## Task statement:
Each record is to be printed again precisely as it reads.

## Data:
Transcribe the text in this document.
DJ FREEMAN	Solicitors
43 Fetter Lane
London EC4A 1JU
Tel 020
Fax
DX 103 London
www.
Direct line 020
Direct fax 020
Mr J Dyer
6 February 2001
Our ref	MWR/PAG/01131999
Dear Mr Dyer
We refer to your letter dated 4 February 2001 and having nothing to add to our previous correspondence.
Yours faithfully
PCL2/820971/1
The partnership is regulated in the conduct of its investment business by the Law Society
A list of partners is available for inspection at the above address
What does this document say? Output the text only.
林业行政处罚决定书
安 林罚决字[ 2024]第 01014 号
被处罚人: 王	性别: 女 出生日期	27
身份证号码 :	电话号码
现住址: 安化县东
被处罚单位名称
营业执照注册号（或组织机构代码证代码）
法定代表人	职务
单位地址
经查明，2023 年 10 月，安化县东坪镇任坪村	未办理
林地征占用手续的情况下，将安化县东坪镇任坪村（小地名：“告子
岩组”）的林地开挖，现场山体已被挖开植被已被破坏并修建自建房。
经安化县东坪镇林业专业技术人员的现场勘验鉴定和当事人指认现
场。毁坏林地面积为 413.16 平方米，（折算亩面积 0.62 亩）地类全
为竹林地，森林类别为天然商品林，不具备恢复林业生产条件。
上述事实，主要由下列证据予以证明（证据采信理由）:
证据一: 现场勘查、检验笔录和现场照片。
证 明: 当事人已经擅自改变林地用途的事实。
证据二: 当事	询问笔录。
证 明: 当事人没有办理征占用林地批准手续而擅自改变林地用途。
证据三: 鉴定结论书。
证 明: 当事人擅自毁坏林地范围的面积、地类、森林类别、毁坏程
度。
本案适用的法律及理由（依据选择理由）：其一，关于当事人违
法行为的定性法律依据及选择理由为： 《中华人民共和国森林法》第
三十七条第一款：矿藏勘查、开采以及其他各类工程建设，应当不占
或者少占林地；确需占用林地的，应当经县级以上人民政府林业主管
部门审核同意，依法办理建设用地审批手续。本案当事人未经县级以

## The solution:
Transcribe the text in this document.
DJ FREEMAN	Solicitors
43 Fetter Lane
London EC4A 1JU
Tel 020
Fax
DX 103 London
www.
Direct line 020
Direct fax 020
Mr J Dyer
6 February 2001
Our ref	MWR/PAG/01131999
Dear Mr Dyer
We refer to your letter dated 4 February 2001 and having nothing to add to our previous correspondence.
Yours faithfully
PCL2/820971/1
The partnership is regulated in the conduct of its investment business by the Law Society
A list of partners is available for inspection at the above address
What does this document say? Output the text only.
林业行政处罚决定书
安 林罚决字[ 2024]第 01014 号
被处罚人: 王	性别: 女 出生日期	27
身份证号码 :	电话号码
现住址: 安化县东
被处罚单位名称
营业执照注册号（或组织机构代码证代码）
法定代表人	职务
单位地址
经查明，2023 年 10 月，安化县东坪镇任坪村	未办理
林地征占用手续的情况下，将安化县东坪镇任坪村（小地名：“告子
岩组”）的林地开挖，现场山体已被挖开植被已被破坏并修建自建房。
经安化县东坪镇林业专业技术人员的现场勘验鉴定和当事人指认现
场。毁坏林地面积为 413.16 平方米，（折算亩面积 0.62 亩）地类全
为竹林地，森林类别为天然商品林，不具备恢复林业生产条件。
上述事实，主要由下列证据予以证明（证据采信理由）:
证据一: 现场勘查、检验笔录和现场照片。
证 明: 当事人已经擅自改变林地用途的事实。
证据二: 当事	询问笔录。
证 明: 当事人没有办理征占用林地批准手续而擅自改变林地用途。
证据三: 鉴定结论书。
证 明: 当事人擅自毁坏林地范围的面积、地类、森林类别、毁坏程
度。
本案适用的法律及理由（依据选择理由）：其一，关于当事人违
法行为的定性法律依据及选择理由为： 《中华人民共和国森林法》第
三十七条第一款：矿藏勘查、开采以及其他各类工程建设，应当不占
或者少占林地；确需占用林地的，应当经县级以上人民政府林业主管
部门审核同意，依法办理建设用地审批手续。本案当事人未经县级以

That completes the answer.